◆ **GOAL OF THE EXERCISE**
Check each line of the data for "Synod" and select those that have it.

◆ **RECORDS PROVIDED**

☆ ☆ ☆ ☆

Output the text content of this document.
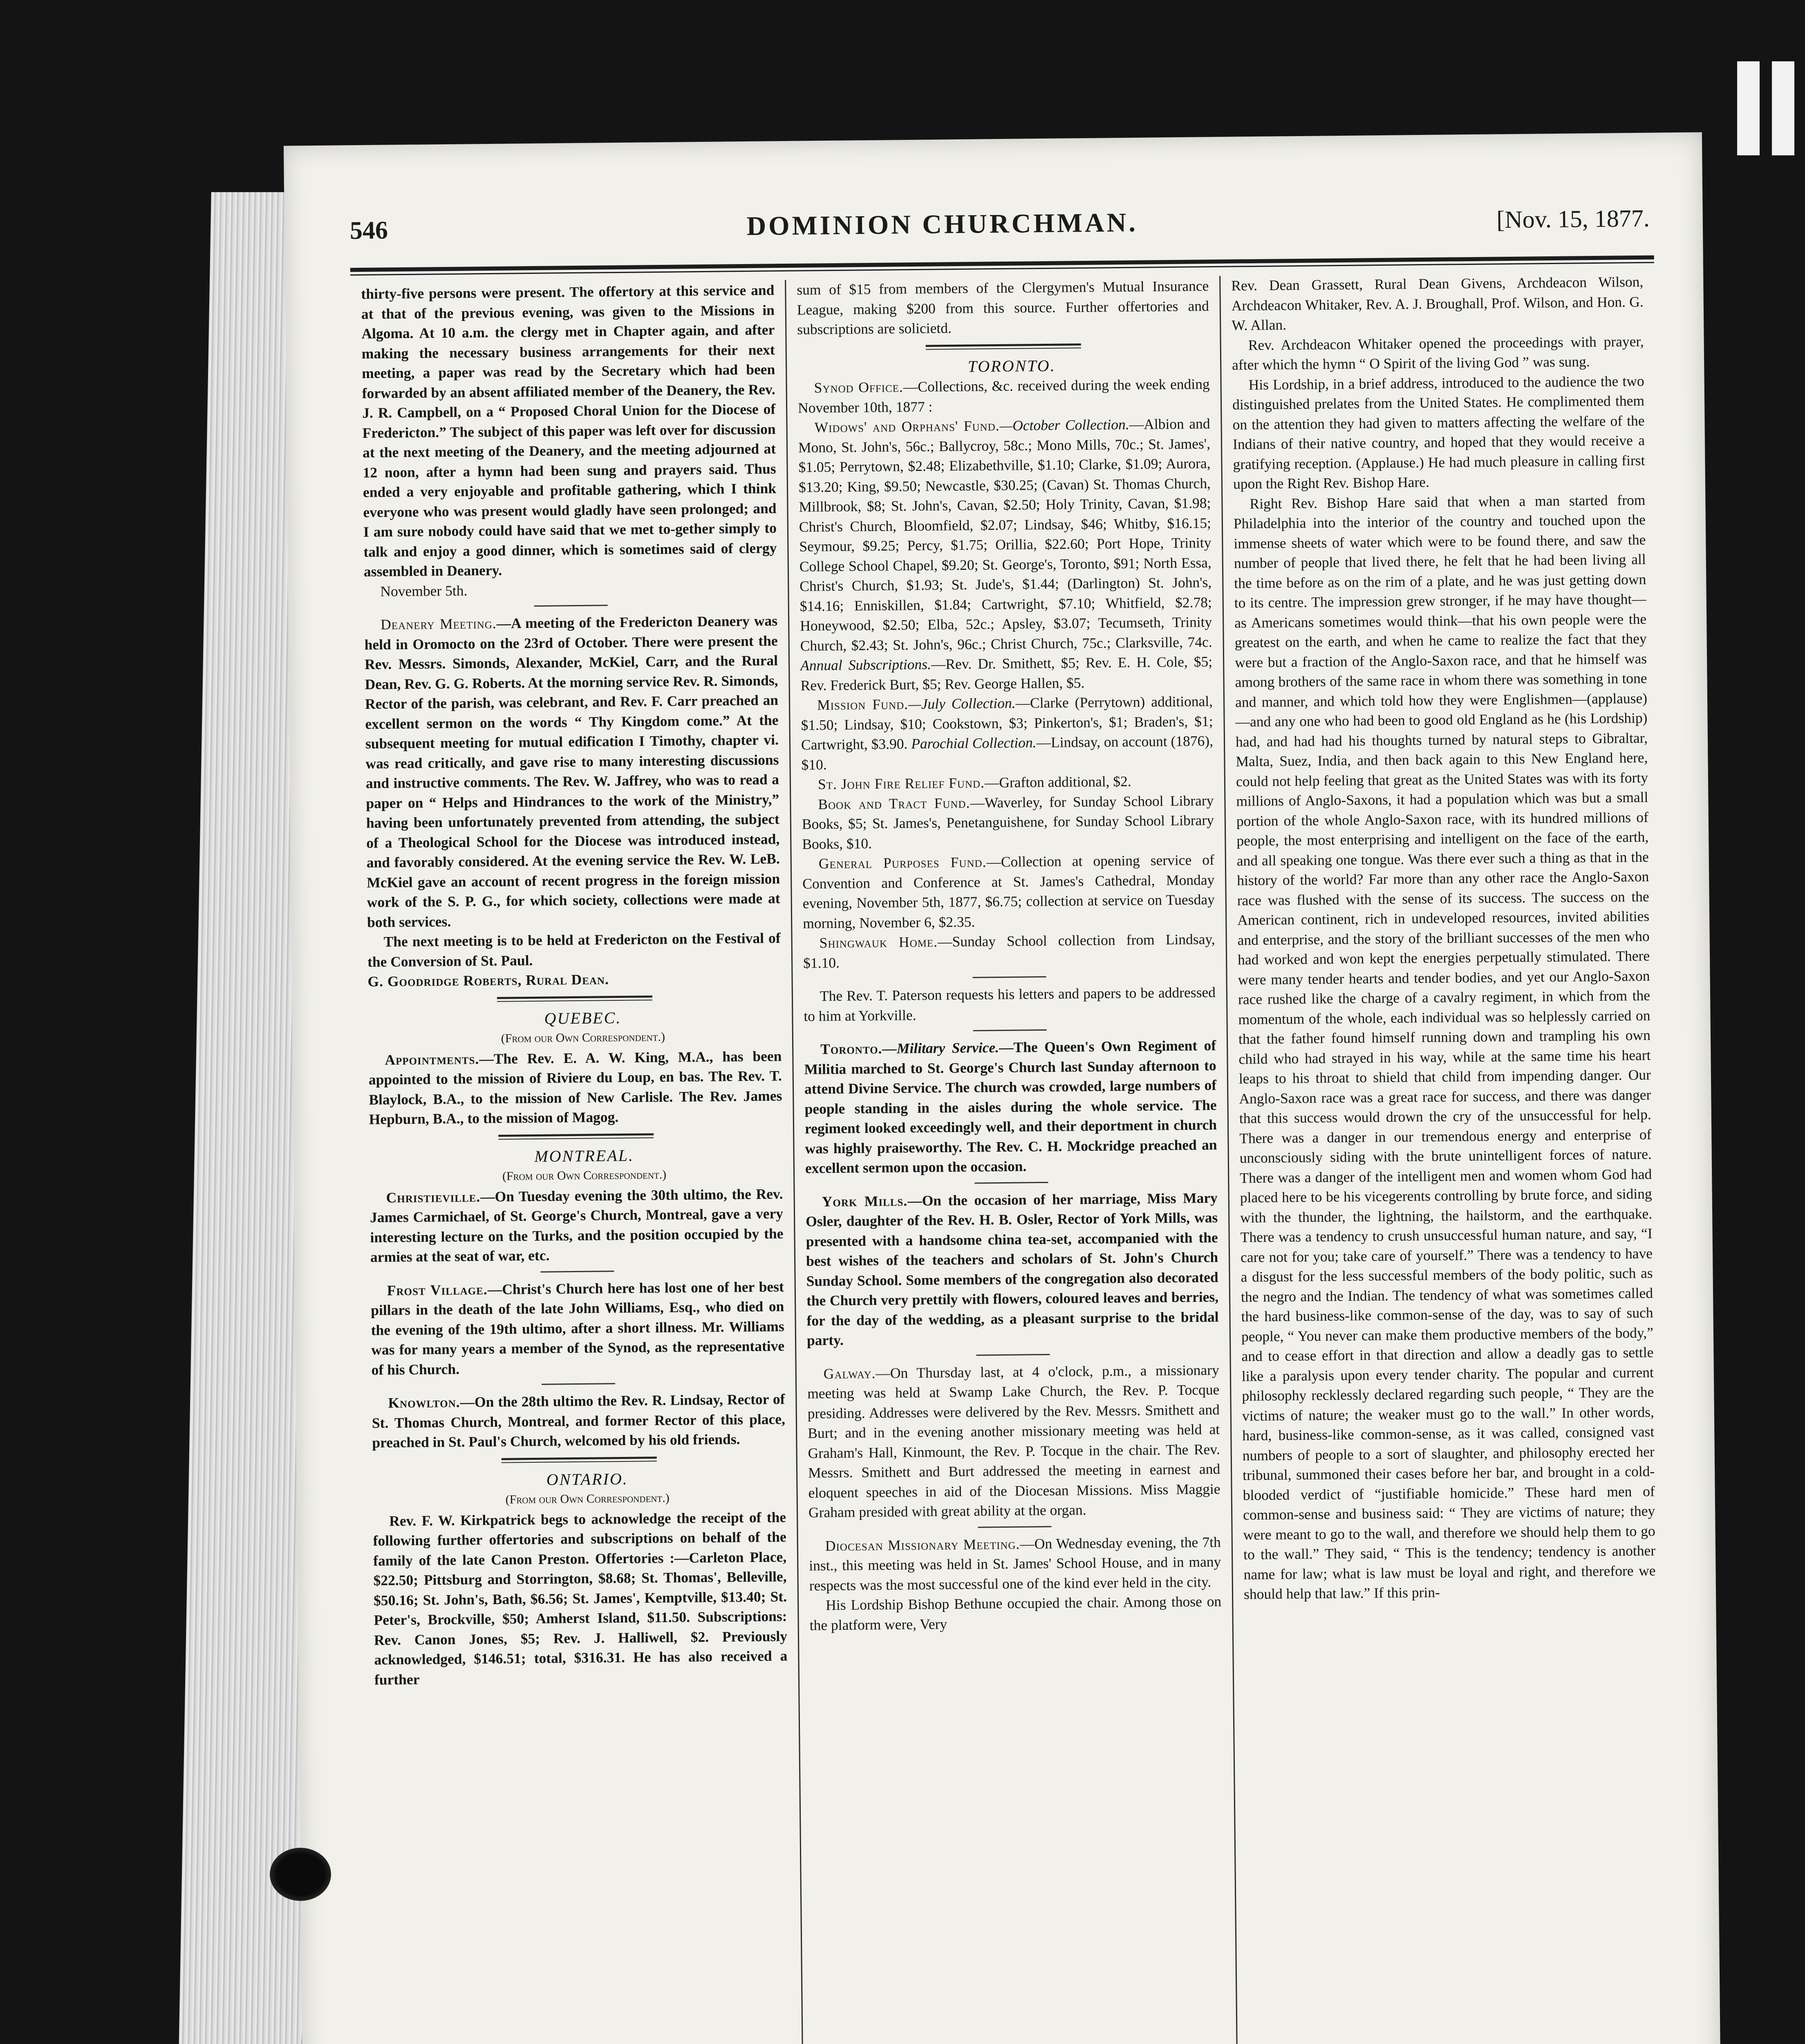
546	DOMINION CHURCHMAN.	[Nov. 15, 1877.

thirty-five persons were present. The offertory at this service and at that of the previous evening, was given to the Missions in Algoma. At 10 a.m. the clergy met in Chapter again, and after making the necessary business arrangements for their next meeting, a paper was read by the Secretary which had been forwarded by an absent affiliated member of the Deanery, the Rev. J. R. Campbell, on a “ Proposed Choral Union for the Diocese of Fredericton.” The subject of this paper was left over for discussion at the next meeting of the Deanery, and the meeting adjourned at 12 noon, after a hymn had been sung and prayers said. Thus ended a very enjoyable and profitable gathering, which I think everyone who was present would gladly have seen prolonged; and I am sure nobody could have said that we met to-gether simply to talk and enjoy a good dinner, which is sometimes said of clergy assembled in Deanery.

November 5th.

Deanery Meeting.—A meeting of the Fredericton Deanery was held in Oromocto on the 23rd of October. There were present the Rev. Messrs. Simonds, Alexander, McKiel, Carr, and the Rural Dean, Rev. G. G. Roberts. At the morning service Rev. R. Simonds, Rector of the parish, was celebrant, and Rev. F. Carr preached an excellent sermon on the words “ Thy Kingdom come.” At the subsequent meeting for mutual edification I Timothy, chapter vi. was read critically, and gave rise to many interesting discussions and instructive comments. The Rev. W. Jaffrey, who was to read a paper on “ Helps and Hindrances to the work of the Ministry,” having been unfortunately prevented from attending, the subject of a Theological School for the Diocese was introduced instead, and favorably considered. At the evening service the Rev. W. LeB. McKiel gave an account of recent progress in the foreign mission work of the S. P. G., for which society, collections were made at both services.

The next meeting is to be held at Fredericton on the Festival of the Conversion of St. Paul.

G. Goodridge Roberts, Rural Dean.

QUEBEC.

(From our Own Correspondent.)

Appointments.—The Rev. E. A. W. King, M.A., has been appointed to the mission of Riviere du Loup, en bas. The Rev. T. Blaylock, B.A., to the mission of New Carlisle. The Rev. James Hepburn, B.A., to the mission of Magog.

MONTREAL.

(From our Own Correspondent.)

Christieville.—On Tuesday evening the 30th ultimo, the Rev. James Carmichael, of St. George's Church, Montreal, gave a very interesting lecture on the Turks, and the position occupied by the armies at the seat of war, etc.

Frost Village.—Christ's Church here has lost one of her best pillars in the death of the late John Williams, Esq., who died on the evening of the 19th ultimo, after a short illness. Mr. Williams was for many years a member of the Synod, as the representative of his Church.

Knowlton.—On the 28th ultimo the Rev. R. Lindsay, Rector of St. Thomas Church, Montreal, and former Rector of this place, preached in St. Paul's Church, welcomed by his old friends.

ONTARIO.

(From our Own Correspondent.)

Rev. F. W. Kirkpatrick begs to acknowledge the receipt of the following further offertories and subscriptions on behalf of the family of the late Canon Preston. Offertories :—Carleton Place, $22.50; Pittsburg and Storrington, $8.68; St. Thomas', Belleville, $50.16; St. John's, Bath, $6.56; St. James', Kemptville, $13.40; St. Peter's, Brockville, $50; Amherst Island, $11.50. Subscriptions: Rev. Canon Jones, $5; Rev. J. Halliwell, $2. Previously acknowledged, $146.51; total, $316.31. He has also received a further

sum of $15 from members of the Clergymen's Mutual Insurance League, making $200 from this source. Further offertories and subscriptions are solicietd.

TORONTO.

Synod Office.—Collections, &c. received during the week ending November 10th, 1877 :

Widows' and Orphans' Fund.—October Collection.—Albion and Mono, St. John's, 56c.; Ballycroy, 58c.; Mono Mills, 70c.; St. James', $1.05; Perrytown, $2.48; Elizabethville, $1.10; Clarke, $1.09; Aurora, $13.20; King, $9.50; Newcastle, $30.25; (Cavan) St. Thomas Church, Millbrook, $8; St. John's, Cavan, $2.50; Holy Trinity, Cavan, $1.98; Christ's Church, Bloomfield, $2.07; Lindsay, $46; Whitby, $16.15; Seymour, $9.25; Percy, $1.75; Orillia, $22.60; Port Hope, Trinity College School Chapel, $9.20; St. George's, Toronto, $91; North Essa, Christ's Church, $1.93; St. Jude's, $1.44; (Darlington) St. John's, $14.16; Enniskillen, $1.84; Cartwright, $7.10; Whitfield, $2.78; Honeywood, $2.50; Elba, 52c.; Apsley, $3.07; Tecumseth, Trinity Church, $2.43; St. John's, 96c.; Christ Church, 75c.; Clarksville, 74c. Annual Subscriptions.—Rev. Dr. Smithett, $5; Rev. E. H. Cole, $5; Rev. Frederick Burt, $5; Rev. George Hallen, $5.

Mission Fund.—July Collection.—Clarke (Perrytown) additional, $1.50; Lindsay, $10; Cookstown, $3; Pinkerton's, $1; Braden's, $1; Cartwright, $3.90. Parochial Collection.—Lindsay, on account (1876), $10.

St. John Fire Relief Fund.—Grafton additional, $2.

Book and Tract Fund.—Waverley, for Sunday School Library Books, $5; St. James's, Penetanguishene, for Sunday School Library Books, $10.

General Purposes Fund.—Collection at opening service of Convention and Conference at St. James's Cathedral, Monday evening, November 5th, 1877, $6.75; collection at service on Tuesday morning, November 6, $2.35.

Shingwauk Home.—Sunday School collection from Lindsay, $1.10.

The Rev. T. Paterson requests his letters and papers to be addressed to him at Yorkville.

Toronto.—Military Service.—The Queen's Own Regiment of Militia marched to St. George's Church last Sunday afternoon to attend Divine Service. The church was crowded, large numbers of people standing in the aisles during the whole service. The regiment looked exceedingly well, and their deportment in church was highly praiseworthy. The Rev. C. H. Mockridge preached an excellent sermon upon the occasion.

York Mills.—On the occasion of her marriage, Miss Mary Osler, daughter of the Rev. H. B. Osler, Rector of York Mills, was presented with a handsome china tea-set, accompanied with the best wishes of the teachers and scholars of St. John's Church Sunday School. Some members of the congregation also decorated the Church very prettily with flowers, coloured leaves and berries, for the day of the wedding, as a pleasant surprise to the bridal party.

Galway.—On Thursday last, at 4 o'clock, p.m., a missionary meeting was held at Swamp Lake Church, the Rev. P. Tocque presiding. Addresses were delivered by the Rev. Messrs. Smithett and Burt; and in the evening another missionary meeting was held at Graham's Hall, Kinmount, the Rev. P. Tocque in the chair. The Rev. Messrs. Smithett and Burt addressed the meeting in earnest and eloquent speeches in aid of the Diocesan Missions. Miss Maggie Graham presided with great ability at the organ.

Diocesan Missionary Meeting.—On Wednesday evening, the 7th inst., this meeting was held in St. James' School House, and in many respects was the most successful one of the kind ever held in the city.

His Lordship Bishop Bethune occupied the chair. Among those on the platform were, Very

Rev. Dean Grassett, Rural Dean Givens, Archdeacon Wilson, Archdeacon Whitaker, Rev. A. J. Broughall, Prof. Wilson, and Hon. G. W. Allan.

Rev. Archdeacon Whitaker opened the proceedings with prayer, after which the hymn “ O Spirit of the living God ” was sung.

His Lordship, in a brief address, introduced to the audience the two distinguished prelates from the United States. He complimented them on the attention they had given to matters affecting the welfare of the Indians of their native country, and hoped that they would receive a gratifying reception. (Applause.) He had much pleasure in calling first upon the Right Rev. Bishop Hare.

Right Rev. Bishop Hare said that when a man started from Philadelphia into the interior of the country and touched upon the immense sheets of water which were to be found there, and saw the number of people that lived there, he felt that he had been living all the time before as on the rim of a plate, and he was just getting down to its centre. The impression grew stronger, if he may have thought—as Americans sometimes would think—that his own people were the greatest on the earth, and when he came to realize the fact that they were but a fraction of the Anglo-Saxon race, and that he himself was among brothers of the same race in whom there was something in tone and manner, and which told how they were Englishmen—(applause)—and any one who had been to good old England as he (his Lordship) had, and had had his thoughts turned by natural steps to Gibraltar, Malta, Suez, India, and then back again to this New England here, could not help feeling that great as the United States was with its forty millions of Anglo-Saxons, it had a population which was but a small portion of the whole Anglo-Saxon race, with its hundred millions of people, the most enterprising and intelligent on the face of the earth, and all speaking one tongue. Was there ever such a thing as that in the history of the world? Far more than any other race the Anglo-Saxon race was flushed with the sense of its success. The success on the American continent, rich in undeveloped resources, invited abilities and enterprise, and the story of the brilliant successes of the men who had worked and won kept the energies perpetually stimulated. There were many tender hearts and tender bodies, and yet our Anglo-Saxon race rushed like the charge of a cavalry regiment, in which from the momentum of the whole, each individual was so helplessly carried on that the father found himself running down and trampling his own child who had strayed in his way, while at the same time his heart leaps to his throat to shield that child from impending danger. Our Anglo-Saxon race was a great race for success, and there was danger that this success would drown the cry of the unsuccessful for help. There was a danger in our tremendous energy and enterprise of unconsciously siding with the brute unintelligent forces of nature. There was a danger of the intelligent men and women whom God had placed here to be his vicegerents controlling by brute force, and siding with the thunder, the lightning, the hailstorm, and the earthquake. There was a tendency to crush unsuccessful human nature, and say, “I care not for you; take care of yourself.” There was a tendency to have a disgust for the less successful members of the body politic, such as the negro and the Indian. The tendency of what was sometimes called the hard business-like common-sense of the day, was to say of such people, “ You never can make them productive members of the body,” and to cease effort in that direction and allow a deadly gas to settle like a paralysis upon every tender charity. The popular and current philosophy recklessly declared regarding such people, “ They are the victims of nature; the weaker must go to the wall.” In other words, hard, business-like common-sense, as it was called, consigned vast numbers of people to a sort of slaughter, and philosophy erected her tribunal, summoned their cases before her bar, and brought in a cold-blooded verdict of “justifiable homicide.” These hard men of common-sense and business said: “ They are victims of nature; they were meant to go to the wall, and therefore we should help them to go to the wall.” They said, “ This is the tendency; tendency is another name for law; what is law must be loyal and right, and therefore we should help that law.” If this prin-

☆ ☆ ☆ ☆

◆ **OUTPUT BELOW**
Frost Village.—Christ's Church here has lost one of her best pillars in the death of the late John Williams, Esq., who died on the evening of the 19th ultimo, after a short illness. Mr. Williams was for many years a member of the Synod, as the representative of his Church.
Synod Office.—Collections, &c. received during the week ending November 10th, 1877 :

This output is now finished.